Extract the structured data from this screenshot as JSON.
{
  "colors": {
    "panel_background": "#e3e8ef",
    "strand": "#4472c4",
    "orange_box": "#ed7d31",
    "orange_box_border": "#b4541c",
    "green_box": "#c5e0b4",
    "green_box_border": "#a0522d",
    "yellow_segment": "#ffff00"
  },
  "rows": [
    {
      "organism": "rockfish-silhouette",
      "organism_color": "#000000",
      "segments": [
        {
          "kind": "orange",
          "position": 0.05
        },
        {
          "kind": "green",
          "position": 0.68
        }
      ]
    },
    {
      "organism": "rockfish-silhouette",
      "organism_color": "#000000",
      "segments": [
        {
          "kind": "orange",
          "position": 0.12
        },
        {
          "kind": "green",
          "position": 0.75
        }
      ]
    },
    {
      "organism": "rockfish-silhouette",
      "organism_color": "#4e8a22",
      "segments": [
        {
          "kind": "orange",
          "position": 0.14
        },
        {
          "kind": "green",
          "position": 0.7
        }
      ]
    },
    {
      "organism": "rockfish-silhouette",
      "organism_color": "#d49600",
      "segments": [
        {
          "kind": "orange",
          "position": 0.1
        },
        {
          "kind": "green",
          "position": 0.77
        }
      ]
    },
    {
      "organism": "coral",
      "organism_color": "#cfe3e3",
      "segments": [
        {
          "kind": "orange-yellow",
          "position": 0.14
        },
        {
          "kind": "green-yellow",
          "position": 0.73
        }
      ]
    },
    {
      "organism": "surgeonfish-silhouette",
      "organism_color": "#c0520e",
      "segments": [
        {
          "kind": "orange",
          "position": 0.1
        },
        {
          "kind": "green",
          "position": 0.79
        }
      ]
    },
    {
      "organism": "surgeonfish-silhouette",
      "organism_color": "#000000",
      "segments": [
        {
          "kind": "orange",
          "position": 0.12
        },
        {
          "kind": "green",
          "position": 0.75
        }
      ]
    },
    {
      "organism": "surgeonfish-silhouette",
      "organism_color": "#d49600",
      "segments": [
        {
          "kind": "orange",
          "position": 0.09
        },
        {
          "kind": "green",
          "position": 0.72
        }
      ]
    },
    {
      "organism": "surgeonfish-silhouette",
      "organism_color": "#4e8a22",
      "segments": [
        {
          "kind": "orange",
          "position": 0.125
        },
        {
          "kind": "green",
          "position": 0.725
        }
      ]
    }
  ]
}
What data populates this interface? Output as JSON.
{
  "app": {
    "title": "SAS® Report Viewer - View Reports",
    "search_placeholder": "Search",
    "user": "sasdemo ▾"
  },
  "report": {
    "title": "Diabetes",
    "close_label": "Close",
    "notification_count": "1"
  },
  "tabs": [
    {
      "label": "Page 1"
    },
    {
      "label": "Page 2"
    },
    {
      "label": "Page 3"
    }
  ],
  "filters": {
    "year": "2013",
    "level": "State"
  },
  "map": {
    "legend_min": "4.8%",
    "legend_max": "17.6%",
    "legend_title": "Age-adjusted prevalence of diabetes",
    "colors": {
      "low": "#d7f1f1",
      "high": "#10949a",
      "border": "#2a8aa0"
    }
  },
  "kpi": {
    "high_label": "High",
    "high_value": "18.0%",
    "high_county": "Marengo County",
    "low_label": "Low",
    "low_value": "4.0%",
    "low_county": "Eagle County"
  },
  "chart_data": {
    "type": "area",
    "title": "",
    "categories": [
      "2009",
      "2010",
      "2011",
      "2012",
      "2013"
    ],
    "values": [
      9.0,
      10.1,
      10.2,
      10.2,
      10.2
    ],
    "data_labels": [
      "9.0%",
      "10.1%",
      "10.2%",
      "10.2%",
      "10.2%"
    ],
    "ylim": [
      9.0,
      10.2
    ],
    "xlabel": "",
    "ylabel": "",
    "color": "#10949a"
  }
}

++++++++++

#### Required task:
Repeat exactly the lines from the one containing "What data populates" through the last line of the records above, both included, and nothing else.

#### Problem solution:
What data populates this interface? Output as JSON.
{
  "app": {
    "title": "SAS® Report Viewer - View Reports",
    "search_placeholder": "Search",
    "user": "sasdemo ▾"
  },
  "report": {
    "title": "Diabetes",
    "close_label": "Close",
    "notification_count": "1"
  },
  "tabs": [
    {
      "label": "Page 1"
    },
    {
      "label": "Page 2"
    },
    {
      "label": "Page 3"
    }
  ],
  "filters": {
    "year": "2013",
    "level": "State"
  },
  "map": {
    "legend_min": "4.8%",
    "legend_max": "17.6%",
    "legend_title": "Age-adjusted prevalence of diabetes",
    "colors": {
      "low": "#d7f1f1",
      "high": "#10949a",
      "border": "#2a8aa0"
    }
  },
  "kpi": {
    "high_label": "High",
    "high_value": "18.0%",
    "high_county": "Marengo County",
    "low_label": "Low",
    "low_value": "4.0%",
    "low_county": "Eagle County"
  },
  "chart_data": {
    "type": "area",
    "title": "",
    "categories": [
      "2009",
      "2010",
      "2011",
      "2012",
      "2013"
    ],
    "values": [
      9.0,
      10.1,
      10.2,
      10.2,
      10.2
    ],
    "data_labels": [
      "9.0%",
      "10.1%",
      "10.2%",
      "10.2%",
      "10.2%"
    ],
    "ylim": [
      9.0,
      10.2
    ],
    "xlabel": "",
    "ylabel": "",
    "color": "#10949a"
  }
}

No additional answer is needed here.